Report all lines from the entries below in which "ylabel" appears.

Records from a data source
▼▼▼

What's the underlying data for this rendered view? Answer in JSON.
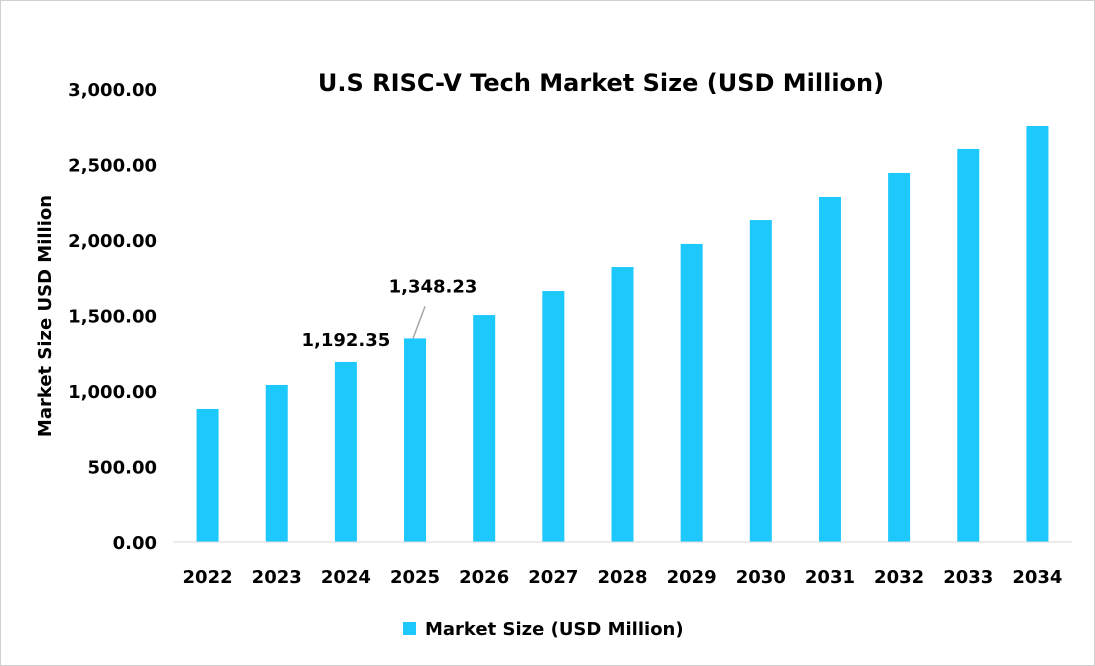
{
  "chart_data": {
    "type": "bar",
    "title": "U.S RISC-V Tech Market Size (USD Million)",
    "xlabel": "",
    "ylabel": "Market Size USD Million",
    "categories": [
      "2022",
      "2023",
      "2024",
      "2025",
      "2026",
      "2027",
      "2028",
      "2029",
      "2030",
      "2031",
      "2032",
      "2033",
      "2034"
    ],
    "series": [
      {
        "name": "Market Size (USD Million)",
        "color": "#1CC8FC",
        "values": [
          881,
          1040,
          1192.35,
          1348.23,
          1503,
          1662,
          1821,
          1974,
          2132,
          2285,
          2444,
          2603,
          2755
        ]
      }
    ],
    "data_labels": [
      {
        "category": "2024",
        "text": "1,192.35"
      },
      {
        "category": "2025",
        "text": "1,348.23"
      }
    ],
    "ylim": [
      0,
      3000
    ],
    "yticks": [
      0,
      500,
      1000,
      1500,
      2000,
      2500,
      3000
    ],
    "ytick_labels": [
      "0.00",
      "500.00",
      "1,000.00",
      "1,500.00",
      "2,000.00",
      "2,500.00",
      "3,000.00"
    ],
    "grid": false,
    "legend_position": "bottom"
  }
}
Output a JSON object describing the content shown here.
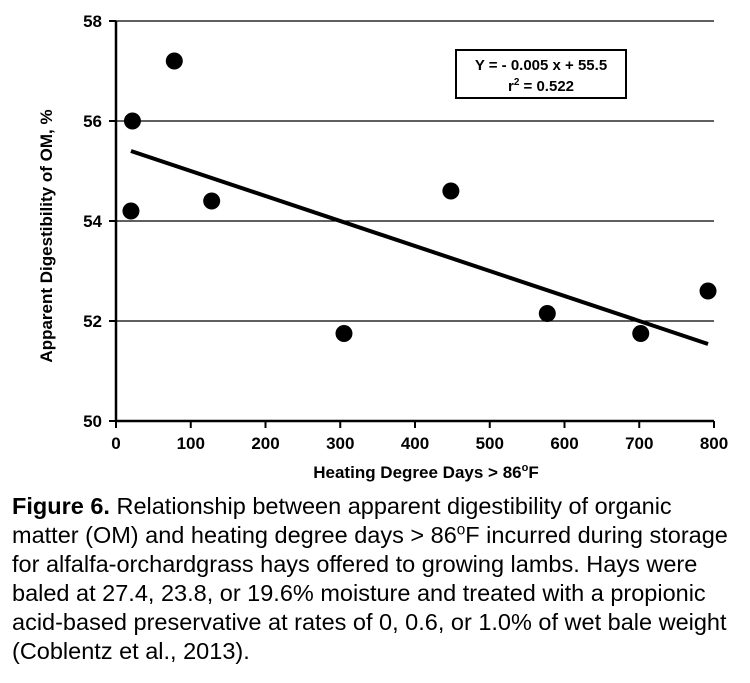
{
  "chart_data": {
    "type": "scatter",
    "xlabel": "Heating Degree Days > 86",
    "xlabel_sup": "o",
    "xlabel_unit": "F",
    "ylabel": "Apparent Digestibility of OM, %",
    "xlim": [
      0,
      800
    ],
    "ylim": [
      50,
      58
    ],
    "x_ticks": [
      "0",
      "100",
      "200",
      "300",
      "400",
      "500",
      "600",
      "700",
      "800"
    ],
    "y_ticks": [
      "50",
      "52",
      "54",
      "56",
      "58"
    ],
    "grid": "horizontal",
    "points": [
      {
        "x": 20,
        "y": 54.2
      },
      {
        "x": 22,
        "y": 56.0
      },
      {
        "x": 78,
        "y": 57.2
      },
      {
        "x": 128,
        "y": 54.4
      },
      {
        "x": 305,
        "y": 51.75
      },
      {
        "x": 448,
        "y": 54.6
      },
      {
        "x": 577,
        "y": 52.15
      },
      {
        "x": 702,
        "y": 51.75
      },
      {
        "x": 792,
        "y": 52.6
      }
    ],
    "trendline": {
      "slope": -0.005,
      "intercept": 55.5,
      "x_range": [
        20,
        792
      ]
    },
    "equation_line1": "Y = - 0.005 x + 55.5",
    "equation_line2_prefix": "r",
    "equation_line2_sup": "2",
    "equation_line2_rest": " = 0.522",
    "equation_box_position": "top-right",
    "marker_color": "#000000",
    "line_color": "#000000"
  },
  "caption": {
    "label": "Figure 6.",
    "text_part1": " Relationship between apparent digestibility of organic matter (OM) and heating degree days > 86",
    "sup": "o",
    "text_part2": "F incurred during storage for alfalfa-orchardgrass hays offered to growing lambs. Hays were baled at 27.4, 23.8, or 19.6% moisture and treated with a propionic acid-based preservative at rates of 0, 0.6, or 1.0% of wet bale weight (Coblentz et al., 2013)."
  }
}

▲▲▲

Result below:
    "ylabel": "Market Size USD Million",
    "ylabel": "Apparent Digestibility of OM, %",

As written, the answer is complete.